Excerpted text:
○ ○ ○ ○ ○

Wednesday, 30 November 2011

"Do we wish to grow in grace?"

J. C. Ryle:
I confidently assert that the principal means by which most believers have become great in the Church of Jesus Christ is the habit of "diligent private prayer."

Look through the lives of the brightest and best of God's servants, whether in the Bible or not. See what is written of Moses, and David, and Daniel, and Paul. Note what is recorded about Luther and the Reformers. Observe what is related of the private devotions of Whitfield, and M'Cheyne. Tell me of one of all the godly fellowship of saints and martyrs, who has not had this mark most prominently--he was a "man of prayer." Oh, depend on it, prayer is power!

Prayer obtains fresh and continued outpourings of the Spirit. He alone begins the work of grace in a man's heart: He alone can carry it forward and make it prosper. But the Holy Spirit loves to be petitioned. And those who ask most, will always have most of His influence.

○ ○ ○ ○ ○

Tasks to perform:
1) Answer these about the passage on prayer:
(a) What date is given at the top?
(b) According to J. C. Ryle, what habit is the principal means by which most believers have become great in the Church?
(c) Whose private devotions does the passage tell the reader to observe?
2) Write a continuation of the passage on prayer, picking up after its final sentence.
The material after this text comes from a different, unrelated source.

Box coordinate listings
○ ○ ○ ○ ○

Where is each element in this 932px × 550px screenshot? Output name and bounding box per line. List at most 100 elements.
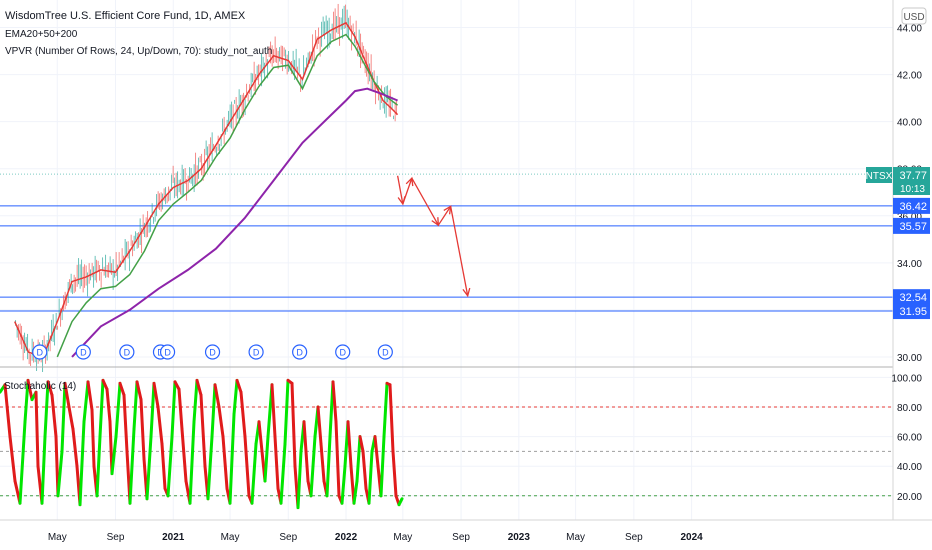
vpvr-legend[interactable]: VPVR (Number Of Rows, 24, Up/Down, 70): … <box>5 46 272 57</box>
stoch-segment <box>71 427 79 468</box>
stoch-segment <box>188 420 196 505</box>
price-tick-label: 30.00 <box>897 353 922 364</box>
dividend-marker[interactable] <box>292 344 308 360</box>
stoch-segment <box>283 378 290 446</box>
stoch-legend[interactable]: Stochaholic (14) <box>4 381 76 392</box>
level-tag <box>893 217 930 234</box>
dividend-marker-label: D <box>124 348 131 358</box>
dividend-marker-label: D <box>339 348 346 358</box>
projection-arrow-segment <box>411 177 439 226</box>
price-tick-label: 36.00 <box>897 212 922 223</box>
stoch-segment <box>105 387 112 424</box>
dividend-marker[interactable] <box>119 344 135 360</box>
stoch-segment <box>243 435 251 498</box>
stoch-segment <box>382 381 389 439</box>
dividend-marker-label: D <box>253 348 260 358</box>
time-axis[interactable]: May Sep 2021 May Sep 2022 May Sep 2023 May Sep 2024 <box>48 532 703 543</box>
stoch-levels <box>0 406 893 497</box>
stoch-axis[interactable]: 20.00 40.00 60.00 80.00 100.00 <box>891 373 922 502</box>
stoch-segment <box>391 449 398 498</box>
dividend-markers[interactable]: DDDDDDDDDD <box>32 344 393 360</box>
last-price-label: 37.77 <box>899 170 927 182</box>
stoch-segment <box>334 420 341 498</box>
stoch-segment <box>95 435 102 498</box>
stoch-segment <box>239 390 247 439</box>
projection-arrows[interactable] <box>396 175 471 298</box>
time-tick-label: 2021 <box>162 532 185 543</box>
dividend-marker-label: D <box>80 348 87 358</box>
dividend-marker[interactable] <box>377 344 393 360</box>
ticker-tag <box>866 167 892 183</box>
dividend-marker[interactable] <box>248 344 264 360</box>
stoch-segment <box>8 435 17 483</box>
price-tick-label: 34.00 <box>897 259 922 270</box>
stoch-segment <box>149 381 156 439</box>
dividend-marker[interactable] <box>159 344 176 360</box>
stoch-segment <box>145 435 153 501</box>
dividend-marker-label: D <box>296 348 303 358</box>
stoch-segment <box>361 449 368 490</box>
stoch-segment <box>139 398 146 461</box>
stoch-tick-label: 80.00 <box>897 403 922 414</box>
stoch-segment <box>180 427 188 483</box>
dividend-marker[interactable] <box>32 344 48 360</box>
stoch-segment <box>101 378 109 391</box>
last-price-tag <box>893 167 930 195</box>
stoch-segment <box>67 405 75 431</box>
stoch-segment <box>340 464 347 505</box>
dividend-marker[interactable] <box>204 344 221 360</box>
countdown-label: 10:13 <box>900 184 925 195</box>
currency-label: USD <box>903 12 924 23</box>
stoch-segment <box>352 479 359 505</box>
ema200-line <box>71 87 398 358</box>
symbol-title[interactable]: WisdomTree U.S. Efficient Core Fund, 1D,… <box>5 10 246 22</box>
projection-arrow-head <box>462 287 471 298</box>
time-tick-label: Sep <box>107 532 125 543</box>
price-tick-label: 40.00 <box>897 118 922 129</box>
dividend-marker[interactable] <box>335 344 351 360</box>
stoch-segment <box>63 381 71 409</box>
stoch-segment <box>199 393 207 468</box>
stoch-segment <box>98 378 105 439</box>
stoch-segment <box>279 442 287 505</box>
ema-lines <box>14 21 399 358</box>
stoch-segment <box>23 378 30 424</box>
projection-arrow-segment <box>450 206 469 296</box>
ema-legend[interactable]: EMA20+50+200 <box>5 29 78 40</box>
currency-badge[interactable] <box>901 7 927 25</box>
stoch-segment <box>82 380 90 424</box>
stoch-segment <box>309 435 317 498</box>
stoch-segment <box>296 449 303 510</box>
stoch-segment <box>325 435 332 498</box>
time-tick-label: Sep <box>452 532 470 543</box>
stoch-segment <box>192 378 199 424</box>
stoch-segment <box>388 383 395 453</box>
stoch-segment <box>110 435 118 476</box>
dividend-marker[interactable] <box>75 344 91 360</box>
stoch-segment <box>273 435 280 490</box>
ticker-label: NTSX <box>866 171 893 182</box>
stoch-segment <box>302 420 310 483</box>
stoch-tick-label: 20.00 <box>897 492 922 503</box>
stoch-segment <box>43 380 50 439</box>
projection-arrow-segment <box>437 205 452 226</box>
stoch-segment <box>90 408 96 468</box>
stoch-segment <box>213 383 221 409</box>
time-tick-label: 2023 <box>508 532 531 543</box>
stoch-segment <box>40 435 47 505</box>
stoch-line <box>0 378 404 510</box>
stoch-segment <box>86 380 94 412</box>
time-tick-label: May <box>566 532 585 543</box>
stoch-segment <box>270 383 277 439</box>
price-tick-label: 42.00 <box>897 71 922 82</box>
stoch-segment <box>177 387 184 431</box>
stoch-segment <box>170 380 177 439</box>
stoch-segment <box>228 412 236 505</box>
stoch-segment <box>3 383 12 439</box>
stoch-tick-label: 100.00 <box>891 373 922 384</box>
level-tag <box>893 197 930 214</box>
projection-arrow-segment <box>396 175 404 205</box>
stoch-segment <box>367 449 374 505</box>
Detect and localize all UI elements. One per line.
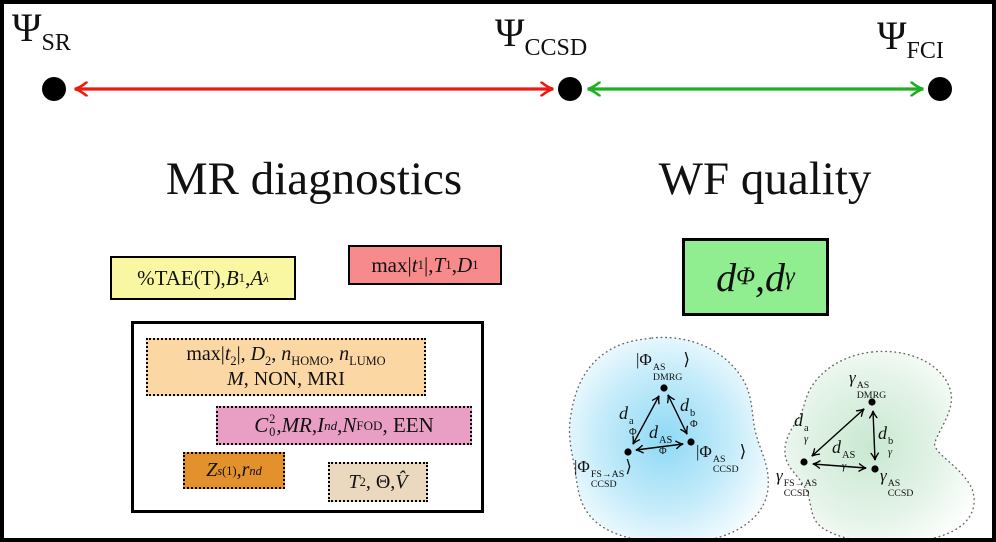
wf-vertex-dmrg: [660, 384, 668, 392]
dm-fsas-label: γ FS→AS CCSD: [776, 466, 818, 500]
wf-vertex-ccsd: [687, 438, 695, 446]
wf-ccsd-label: |Φ AS CCSD ⟩: [696, 442, 747, 476]
t2-natural-occupation-box: max|t2|, D2, nHOMO, nLUMO M, NON, MRI: [146, 338, 426, 396]
dm-dmrg-label: γ AS DMRG: [849, 368, 887, 402]
wf-fsas-label: |Φ FS→AS CCSD ⟩: [574, 457, 632, 491]
psi-ccsd-label: ΨCCSD: [495, 10, 588, 61]
dm-vertex-dmrg: [868, 398, 876, 406]
psi-fci-label: ΨFCI: [877, 13, 944, 64]
dm-edge-b: [868, 410, 880, 461]
wf-edge-as-label: d AS Φ: [649, 422, 673, 458]
dm-blob-shape: [784, 350, 975, 538]
t2-box-line2: M, NON, MRI: [227, 368, 345, 390]
dm-edge-a: [811, 408, 865, 457]
dm-edge-as-label: d AS γ: [832, 437, 856, 473]
node-psi-ccsd: [558, 77, 582, 101]
dm-vertex-ccsd: [871, 465, 879, 473]
dm-ccsd-label: γ AS CCSD: [880, 466, 914, 500]
t2-box-line1: max|t2|, D2, nHOMO, nLUMO: [186, 343, 386, 368]
left-panel-title: MR diagnostics: [165, 153, 463, 205]
dm-vertex-fsas: [800, 458, 808, 466]
wf-edge-a: [632, 395, 660, 445]
right-panel-title: WF quality: [658, 153, 872, 205]
wf-dmrg-label: |Φ AS DMRG ⟩: [636, 350, 691, 384]
psi-sr-label: ΨSR: [12, 5, 71, 56]
wf-edge-as: [635, 440, 684, 454]
wf-vertex-fsas: [624, 448, 632, 456]
node-psi-fci: [928, 77, 952, 101]
wf-edge-b: [666, 394, 689, 435]
dm-edge-as: [812, 460, 867, 472]
figure-graphics: [42, 77, 975, 538]
node-psi-sr: [42, 77, 66, 101]
wf-blob-shape: [568, 336, 769, 538]
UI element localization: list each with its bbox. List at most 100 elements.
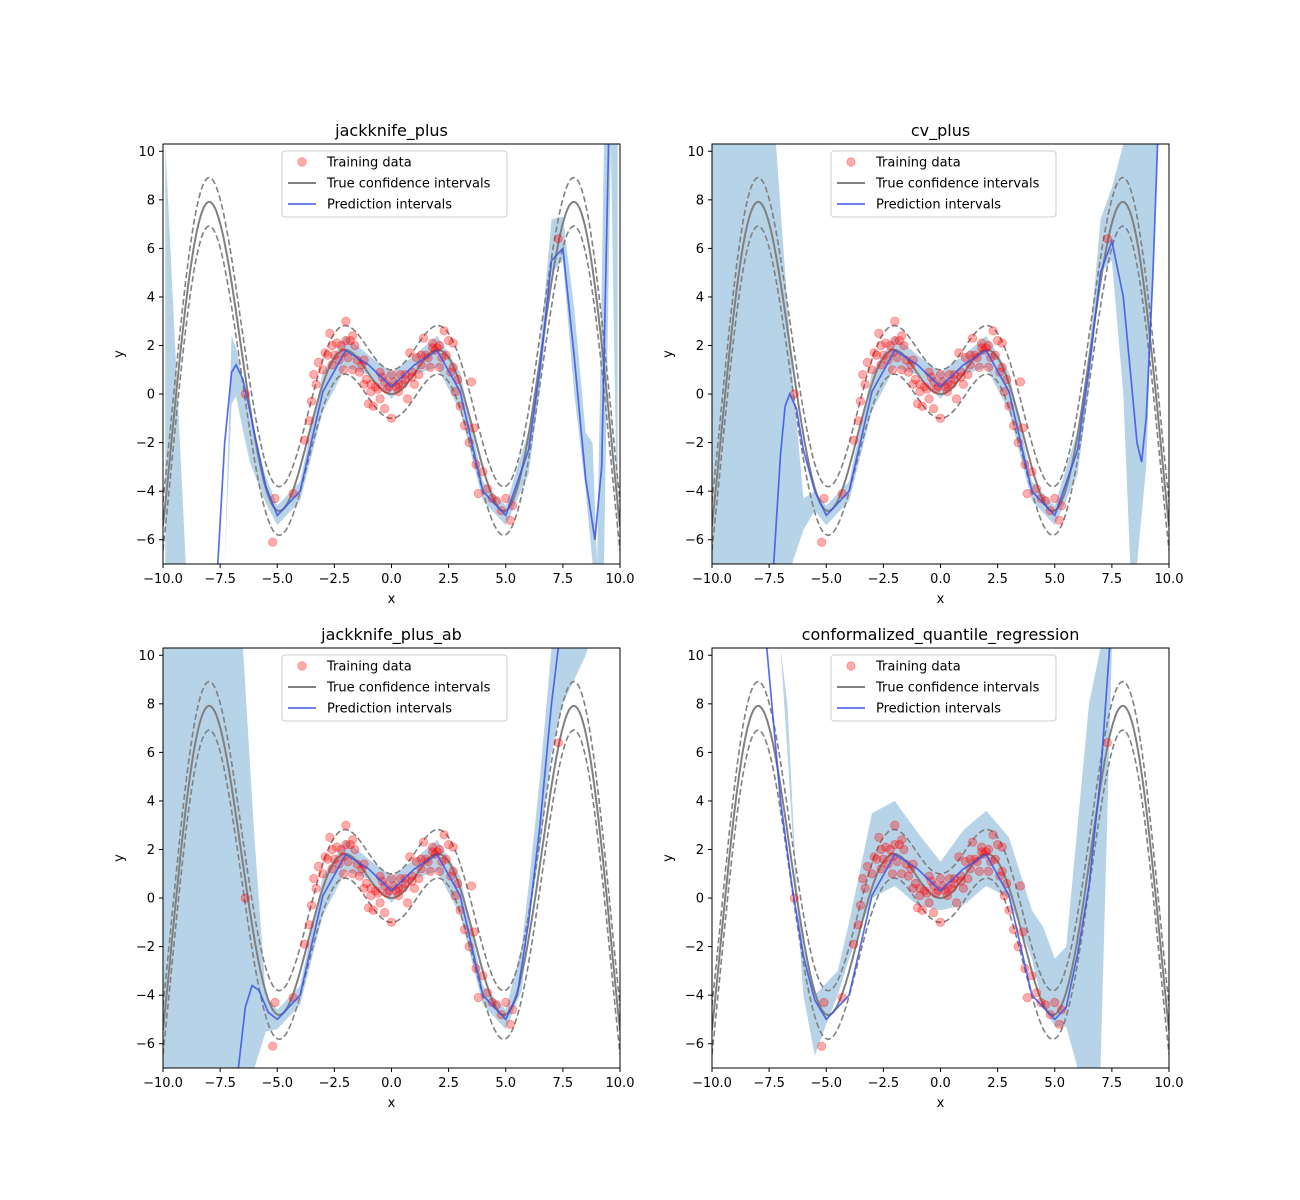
y-tick-label: 6 — [147, 242, 155, 257]
training-point — [327, 844, 337, 855]
x-tick-label: −10.0 — [143, 1076, 183, 1091]
training-point — [325, 328, 335, 338]
subplot-3: −10.0 −7.5 −5.0 −2.5 0.0 2.5 5.0 7.5 10.0 −6 −4 −2 0… — [112, 625, 634, 1111]
legend-label-training: Training data — [875, 156, 961, 171]
training-point — [386, 917, 397, 927]
training-point — [956, 372, 966, 382]
training-point — [908, 379, 918, 389]
x-tick-label: −10.0 — [143, 572, 183, 587]
training-point — [350, 844, 360, 855]
x-tick-label: 0.0 — [930, 572, 951, 587]
x-tick-label: −2.5 — [868, 572, 900, 587]
training-point — [366, 890, 376, 901]
training-point — [348, 365, 358, 375]
x-tick-label: 0.0 — [381, 1076, 402, 1091]
training-point — [974, 866, 984, 877]
training-point — [553, 234, 563, 244]
training-point — [867, 869, 877, 879]
x-tick-label: 7.5 — [553, 1076, 574, 1091]
y-tick-label: −2 — [136, 436, 155, 451]
x-tick-label: −7.5 — [753, 1076, 785, 1091]
training-point — [947, 883, 957, 893]
training-point — [368, 401, 378, 411]
training-point — [306, 900, 317, 910]
x-tick-label: 0.0 — [381, 572, 402, 587]
training-point — [997, 866, 1007, 877]
y-tick-label: 0 — [696, 892, 704, 907]
y-tick-label: −2 — [685, 940, 704, 955]
training-point — [935, 873, 946, 884]
training-point — [402, 394, 413, 404]
training-point — [370, 886, 381, 896]
training-point — [384, 886, 394, 896]
training-point — [935, 917, 946, 927]
training-point — [240, 893, 250, 903]
training-point — [819, 997, 829, 1008]
training-point — [427, 847, 438, 857]
legend-label-prediction: Prediction intervals — [876, 702, 1001, 717]
training-point — [332, 338, 342, 348]
training-point — [1015, 377, 1026, 387]
y-tick-label: 0 — [147, 388, 155, 403]
training-point — [1102, 234, 1112, 244]
y-tick-label: 4 — [696, 794, 704, 809]
training-point — [329, 854, 339, 864]
training-point — [958, 379, 969, 389]
x-tick-label: −7.5 — [204, 1076, 236, 1091]
training-point — [1036, 997, 1046, 1008]
x-tick-label: 10.0 — [1155, 572, 1184, 587]
training-point — [448, 338, 458, 348]
prediction-interval-band — [163, 648, 588, 1068]
training-point — [425, 866, 435, 877]
training-point — [819, 493, 829, 504]
training-point — [354, 367, 365, 377]
plot-area — [712, 648, 1169, 1068]
x-tick-label: 5.0 — [1044, 572, 1065, 587]
training-point — [322, 350, 333, 360]
training-point — [967, 333, 978, 343]
training-point — [348, 835, 358, 845]
x-tick-label: 10.0 — [606, 572, 635, 587]
training-point — [359, 883, 369, 893]
training-point — [1054, 515, 1064, 525]
training-point — [313, 357, 323, 368]
training-point — [382, 384, 392, 394]
training-point — [908, 883, 918, 893]
training-point — [983, 866, 994, 877]
training-point — [398, 883, 408, 893]
y-tick-label: −6 — [685, 1037, 704, 1052]
training-point — [318, 365, 328, 375]
training-point — [405, 348, 415, 358]
training-point — [1018, 927, 1028, 937]
training-point — [983, 844, 994, 855]
training-point — [345, 839, 355, 850]
training-point — [414, 873, 424, 884]
training-point — [366, 883, 376, 893]
training-point — [398, 379, 408, 389]
training-point — [336, 844, 346, 855]
prediction-line — [237, 648, 560, 1068]
x-tick-label: 2.5 — [438, 1076, 459, 1091]
training-point — [954, 852, 964, 862]
training-point — [379, 403, 390, 414]
training-point — [915, 379, 925, 389]
training-point — [874, 328, 884, 338]
legend-box — [830, 654, 1057, 722]
training-point — [928, 907, 939, 918]
training-point — [320, 348, 330, 358]
training-point — [892, 352, 902, 363]
training-point — [912, 903, 923, 913]
training-point — [341, 820, 351, 830]
legend-label-true: True confidence intervals — [326, 177, 491, 192]
training-point — [414, 369, 424, 380]
plot-area — [163, 144, 620, 564]
training-point — [869, 852, 879, 862]
training-point — [965, 350, 975, 360]
training-point — [320, 852, 330, 862]
training-point — [899, 340, 909, 351]
training-point — [268, 537, 278, 547]
training-point — [487, 493, 497, 504]
training-point — [922, 384, 932, 394]
training-point — [922, 888, 932, 898]
true-upper-bound — [163, 176, 620, 502]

○ ○ ○ ○ ○

Response list:
1)
(a) Wednesday, 30 November 2011.
(b) The habit of "diligent private prayer."
(c) Whitfield and M'Cheyne.

2)
Prayer is the surest remedy against the devil and besetting sins. That sin will never stand firm which is heartily prayed against: the devil will never maintain influence over us when we ask the Lord to help us. But, then, we must spread out all our case before our Heavenly Physician, if He is to give us daily relief: we must ask Christ to send them back to the pit.

Do we wish to grow in grace and be very holy Christians? Then let us never forget the value of prayer.

Tuesday, 29 November 2011

Tuesday Teaching| Hosea 7 - 'Failing to Return to the Lord.'

We continue our series in the book of Hosea with Philip Jensen. This week we're in chapter 7.

Friday, 25 November 2011

Check Your Glasses!

Some helpful thoughts from Kevin De Young, on how grace shapes the way we view the world:
Some of us–whether we have experienced real unfairness or not–look at all of life through this lens of fairness. We are always assessing what we really deserve. We are always aware of other people’s successes or failures. We are always cognizant of whether we get recognized or ignored. We see the whole world and experience all of life through this lens of fairness—always sizing up, always calculating, always feeling like we are owed something by our friends, by our family, and by God.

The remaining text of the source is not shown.